__SHORT TASK__
Locate and copy each line in the data that contains the word "text".

__SUPPLIED MATERIAL__
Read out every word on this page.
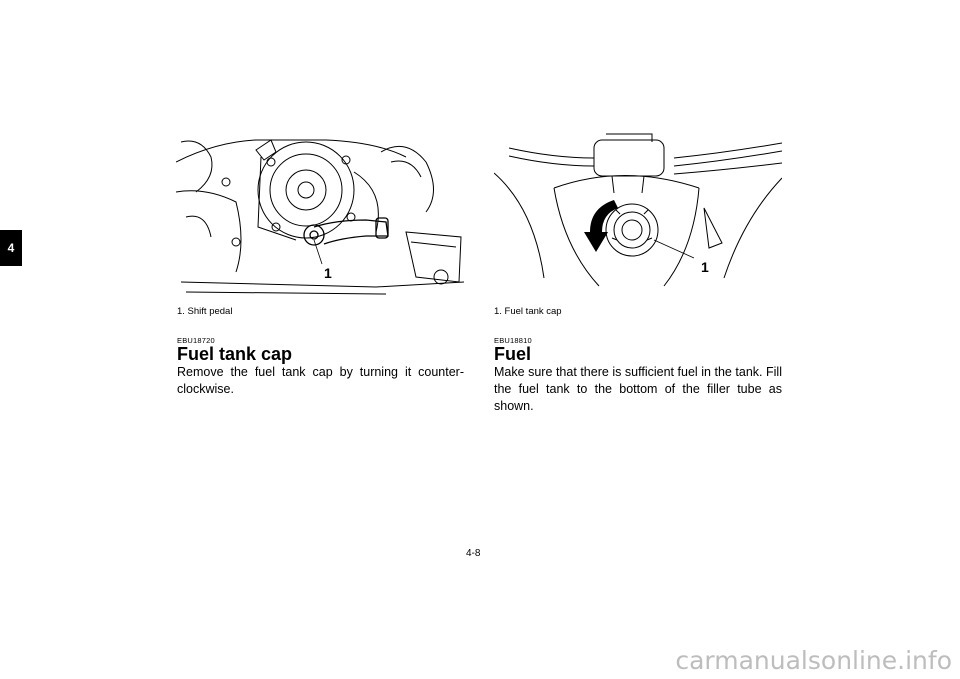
4
1
1. Shift pedal
EBU18720
Fuel tank cap
Remove the fuel tank cap by turning it counter-clockwise.
1
1. Fuel tank cap
EBU18810
Fuel
Make sure that there is sufficient fuel in the tank. Fill the fuel tank to the bottom of the filler tube as shown.
4-8
carmanualsonline.info
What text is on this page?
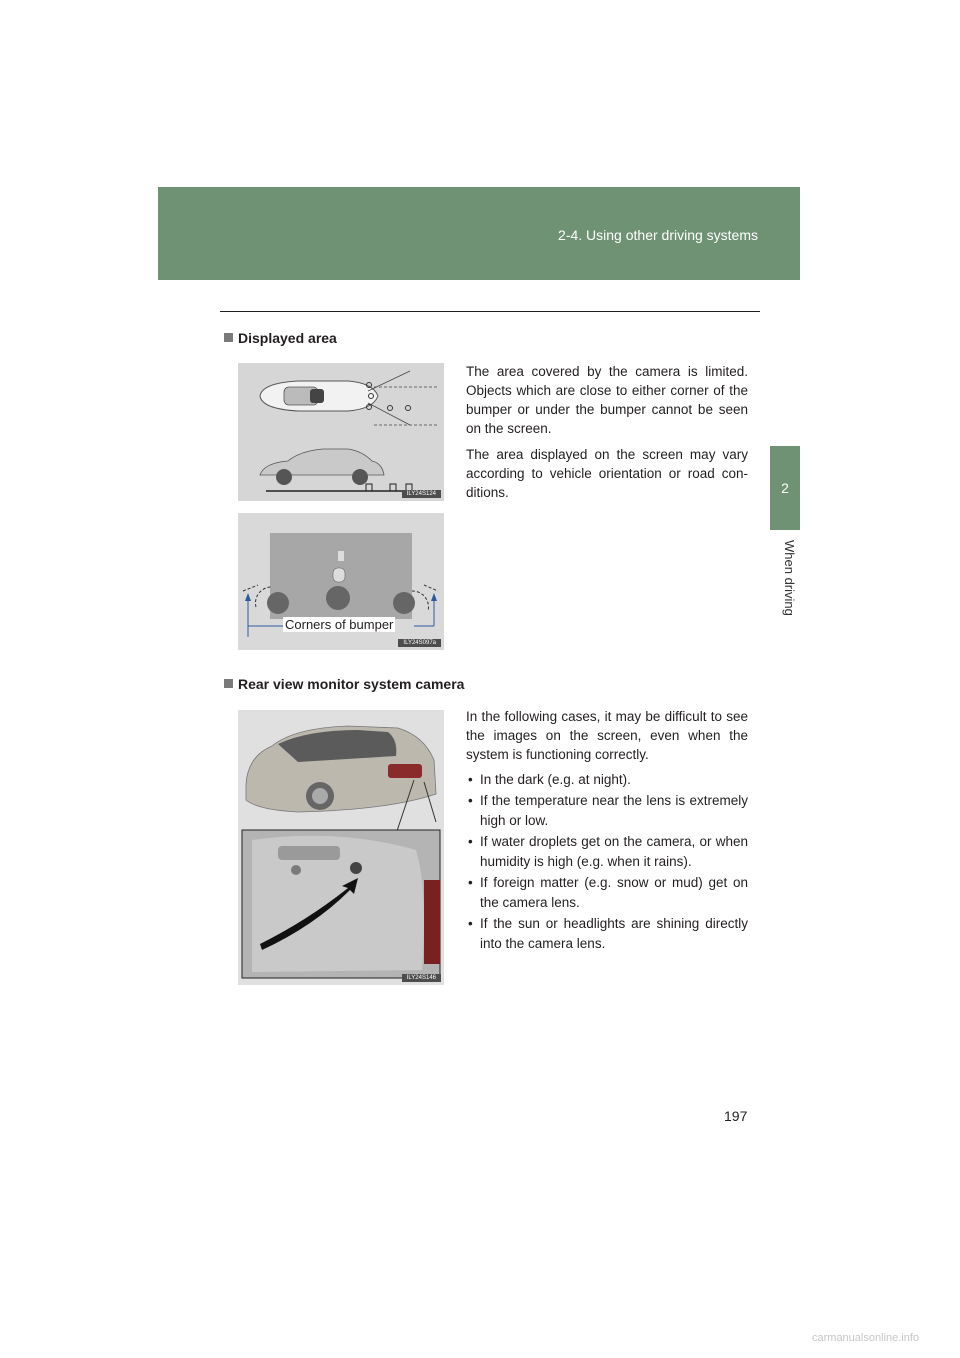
2-4. Using other driving systems
2
When driving
Displayed area
ILY24S124

The area covered by the camera is limited. Objects which are close to either corner of the bumper or under the bumper cannot be seen on the screen.

The area displayed on the screen may vary according to vehicle orientation or road con-ditions.

ILY24S097a
Corners of bumper
Rear view monitor system camera
ILY24S146

In the following cases, it may be difficult to see the images on the screen, even when the system is functioning correctly.

• In the dark (e.g. at night).
• If the temperature near the lens is extremely high or low.
• If water droplets get on the camera, or when humidity is high (e.g. when it rains).
• If foreign matter (e.g. snow or mud) get on the camera lens.
• If the sun or headlights are shining directly into the camera lens.
197
carmanualsonline.info
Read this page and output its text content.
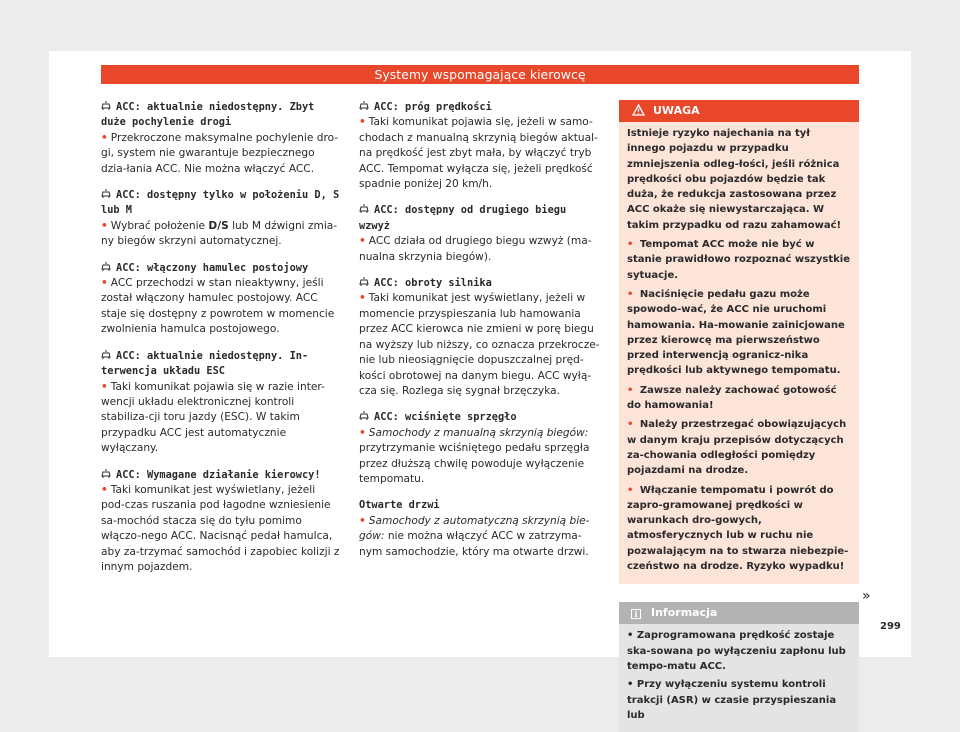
Systemy wspomagające kierowcę
ACC: aktualnie niedostępny. Zbyt duże pochylenie drogi
• Przekroczone maksymalne pochylenie dro-gi, system nie gwarantuje bezpiecznego dzia-łania ACC. Nie można włączyć ACC.
ACC: dostępny tylko w położeniu D, S lub M
• Wybrać położenie D/S lub M dźwigni zmia-ny biegów skrzyni automatycznej.
ACC: włączony hamulec postojowy
• ACC przechodzi w stan nieaktywny, jeśli został włączony hamulec postojowy. ACC staje się dostępny z powrotem w momencie zwolnienia hamulca postojowego.
ACC: aktualnie niedostępny. In-terwencja układu ESC
• Taki komunikat pojawia się w razie inter-wencji układu elektronicznej kontroli stabiliza-cji toru jazdy (ESC). W takim przypadku ACC jest automatycznie wyłączany.
ACC: Wymagane działanie kierowcy!
• Taki komunikat jest wyświetlany, jeżeli pod-czas ruszania pod łagodne wzniesienie sa-mochód stacza się do tyłu pomimo włączo-nego ACC. Nacisnąć pedał hamulca, aby za-trzymać samochód i zapobiec kolizji z innym pojazdem.
ACC: próg prędkości
• Taki komunikat pojawia się, jeżeli w samo-chodach z manualną skrzynią biegów aktual-na prędkość jest zbyt mała, by włączyć tryb ACC. Tempomat wyłącza się, jeżeli prędkość spadnie poniżej 20 km/h.
ACC: dostępny od drugiego biegu wzwyż
• ACC działa od drugiego biegu wzwyż (ma-nualna skrzynia biegów).
ACC: obroty silnika
• Taki komunikat jest wyświetlany, jeżeli w momencie przyspieszania lub hamowania przez ACC kierowca nie zmieni w porę biegu na wyższy lub niższy, co oznacza przekrocze-nie lub nieosiągnięcie dopuszczalnej pręd-kości obrotowej na danym biegu. ACC wyłą-cza się. Rozlega się sygnał brzęczyka.
ACC: wciśnięte sprzęgło
• Samochody z manualną skrzynią biegów:
przytrzymanie wciśniętego pedału sprzęgła przez dłuższą chwilę powoduje wyłączenie tempomatu.
Otwarte drzwi
• Samochody z automatyczną skrzynią bie-gów: nie można włączyć ACC w zatrzyma-nym samochodzie, który ma otwarte drzwi.
UWAGA

Istnieje ryzyko najechania na tył innego pojazdu w przypadku zmniejszenia odleg-łości, jeśli różnica prędkości obu pojazdów będzie tak duża, że redukcja zastosowana przez ACC okaże się niewystarczająca. W takim przypadku od razu zahamować!

• Tempomat ACC może nie być w stanie prawidłowo rozpoznać wszystkie sytuacje.

• Naciśnięcie pedału gazu może spowodo-wać, że ACC nie uruchomi hamowania. Ha-mowanie zainicjowane przez kierowcę ma pierwszeństwo przed interwencją ogranicz-nika prędkości lub aktywnego tempomatu.

• Zawsze należy zachować gotowość do hamowania!

• Należy przestrzegać obowiązujących w danym kraju przepisów dotyczących za-chowania odległości pomiędzy pojazdami na drodze.

• Włączanie tempomatu i powrót do zapro-gramowanej prędkości w warunkach dro-gowych, atmosferycznych lub w ruchu nie pozwalającym na to stwarza niebezpie-czeństwo na drodze. Ryzyko wypadku!

i Informacja

• Zaprogramowana prędkość zostaje ska-sowana po wyłączeniu zapłonu lub tempo-matu ACC.

• Przy wyłączeniu systemu kontroli trakcji (ASR) w czasie przyspieszania lub

»
299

__FINISHED TASK__
What text is on this page?
Read this page and output its text content.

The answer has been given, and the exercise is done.